- THE EXERCISE -
Work out how many lines include "ylabel" and answer with that number only.

(Dataset entries on figures)

☆ ☆ ☆ ☆ ☆

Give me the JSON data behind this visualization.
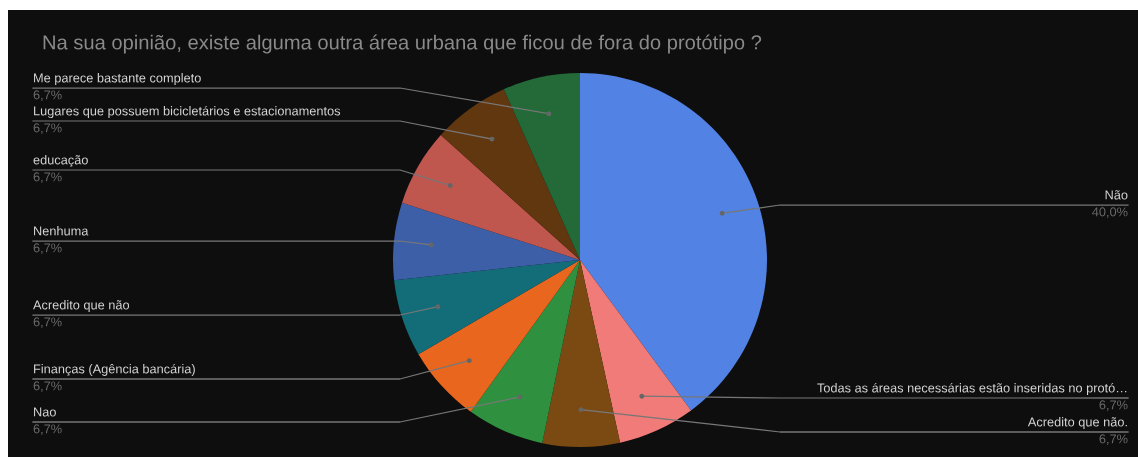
{
  "chart_data": {
    "type": "pie",
    "title": "Na sua opinião, existe alguma outra área urbana que ficou de fora do protótipo ?",
    "categories": [
      "Não",
      "Todas as áreas necessárias estão inseridas no protó…",
      "Acredito que não.",
      "Nao",
      "Finanças (Agência bancária)",
      "Acredito que não",
      "Nenhuma",
      "educação",
      "Lugares que possuem bicicletários e estacionamentos",
      "Me parece bastante completo"
    ],
    "values": [
      40.0,
      6.7,
      6.7,
      6.7,
      6.7,
      6.7,
      6.7,
      6.7,
      6.7,
      6.7
    ],
    "value_labels": [
      "40,0%",
      "6,7%",
      "6,7%",
      "6,7%",
      "6,7%",
      "6,7%",
      "6,7%",
      "6,7%",
      "6,7%",
      "6,7%"
    ],
    "colors": [
      "#5282e4",
      "#f07b78",
      "#7a4a12",
      "#2f9040",
      "#e8661e",
      "#136d78",
      "#3d5fa8",
      "#c0574f",
      "#613710",
      "#236a38"
    ],
    "legend": false
  }
}
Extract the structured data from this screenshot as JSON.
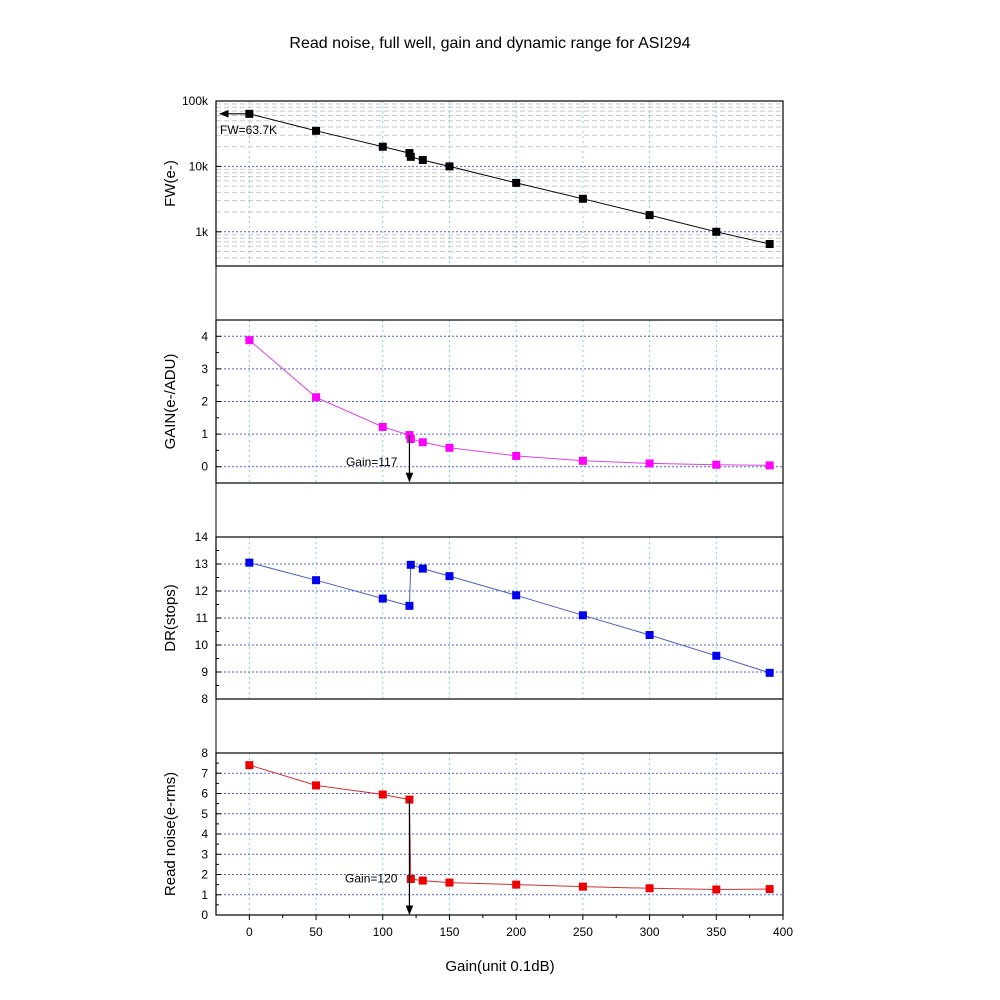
{
  "title": "Read noise, full well, gain and dynamic range for ASI294",
  "xlabel": "Gain(unit 0.1dB)",
  "xlim": [
    -25,
    400
  ],
  "xticks": [
    0,
    50,
    100,
    150,
    200,
    250,
    300,
    350,
    400
  ],
  "chart_data": [
    {
      "type": "line",
      "id": "fw",
      "ylabel": "FW(e-)",
      "yscale": "log",
      "ylim": [
        300,
        100000
      ],
      "yticks": [
        1000,
        10000,
        100000
      ],
      "ytick_labels": [
        "1k",
        "10k",
        "100k"
      ],
      "color": "#000000",
      "marker_color": "#000000",
      "x": [
        0,
        50,
        100,
        120,
        121,
        130,
        150,
        200,
        250,
        300,
        350,
        390
      ],
      "y": [
        63700,
        35000,
        20000,
        16000,
        14000,
        12500,
        10000,
        5600,
        3200,
        1800,
        1000,
        650
      ],
      "annotation": {
        "text": "FW=63.7K",
        "arrow_from": [
          0,
          63700
        ],
        "arrow_to": [
          -22,
          63700
        ]
      }
    },
    {
      "type": "line",
      "id": "gain",
      "ylabel": "GAIN(e-/ADU)",
      "yscale": "linear",
      "ylim": [
        -0.5,
        4.5
      ],
      "yticks": [
        0,
        1,
        2,
        3,
        4
      ],
      "ytick_labels": [
        "0",
        "1",
        "2",
        "3",
        "4"
      ],
      "color": "#e040e0",
      "marker_color": "#ff00ff",
      "x": [
        0,
        50,
        100,
        120,
        121,
        130,
        150,
        200,
        250,
        300,
        350,
        390
      ],
      "y": [
        3.88,
        2.13,
        1.22,
        0.97,
        0.85,
        0.75,
        0.58,
        0.33,
        0.18,
        0.1,
        0.06,
        0.04
      ],
      "annotation": {
        "text": "Gain=117",
        "arrow_from": [
          120,
          0.97
        ],
        "arrow_to": [
          120,
          -0.45
        ]
      }
    },
    {
      "type": "line",
      "id": "dr",
      "ylabel": "DR(stops)",
      "yscale": "linear",
      "ylim": [
        8,
        14
      ],
      "yticks": [
        8,
        9,
        10,
        11,
        12,
        13,
        14
      ],
      "ytick_labels": [
        "8",
        "9",
        "10",
        "11",
        "12",
        "13",
        "14"
      ],
      "color": "#4a5bc4",
      "marker_color": "#0000ee",
      "x": [
        0,
        50,
        100,
        120,
        121,
        130,
        150,
        200,
        250,
        300,
        350,
        390
      ],
      "y": [
        13.05,
        12.4,
        11.72,
        11.45,
        12.97,
        12.83,
        12.55,
        11.84,
        11.1,
        10.37,
        9.6,
        8.97
      ]
    },
    {
      "type": "line",
      "id": "rn",
      "ylabel": "Read noise(e-rms)",
      "yscale": "linear",
      "ylim": [
        0,
        8
      ],
      "yticks": [
        0,
        1,
        2,
        3,
        4,
        5,
        6,
        7,
        8
      ],
      "ytick_labels": [
        "0",
        "1",
        "2",
        "3",
        "4",
        "5",
        "6",
        "7",
        "8"
      ],
      "color": "#cc3333",
      "marker_color": "#ee0000",
      "x": [
        0,
        50,
        100,
        120,
        121,
        130,
        150,
        200,
        250,
        300,
        350,
        390
      ],
      "y": [
        7.4,
        6.4,
        5.95,
        5.7,
        1.78,
        1.7,
        1.6,
        1.5,
        1.4,
        1.32,
        1.26,
        1.28
      ],
      "annotation": {
        "text": "Gain=120",
        "arrow_from": [
          120,
          5.7
        ],
        "arrow_to": [
          120,
          0.05
        ]
      }
    }
  ]
}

☆ ☆ ☆ ☆ ☆

- THE COMPLETED TASK -
4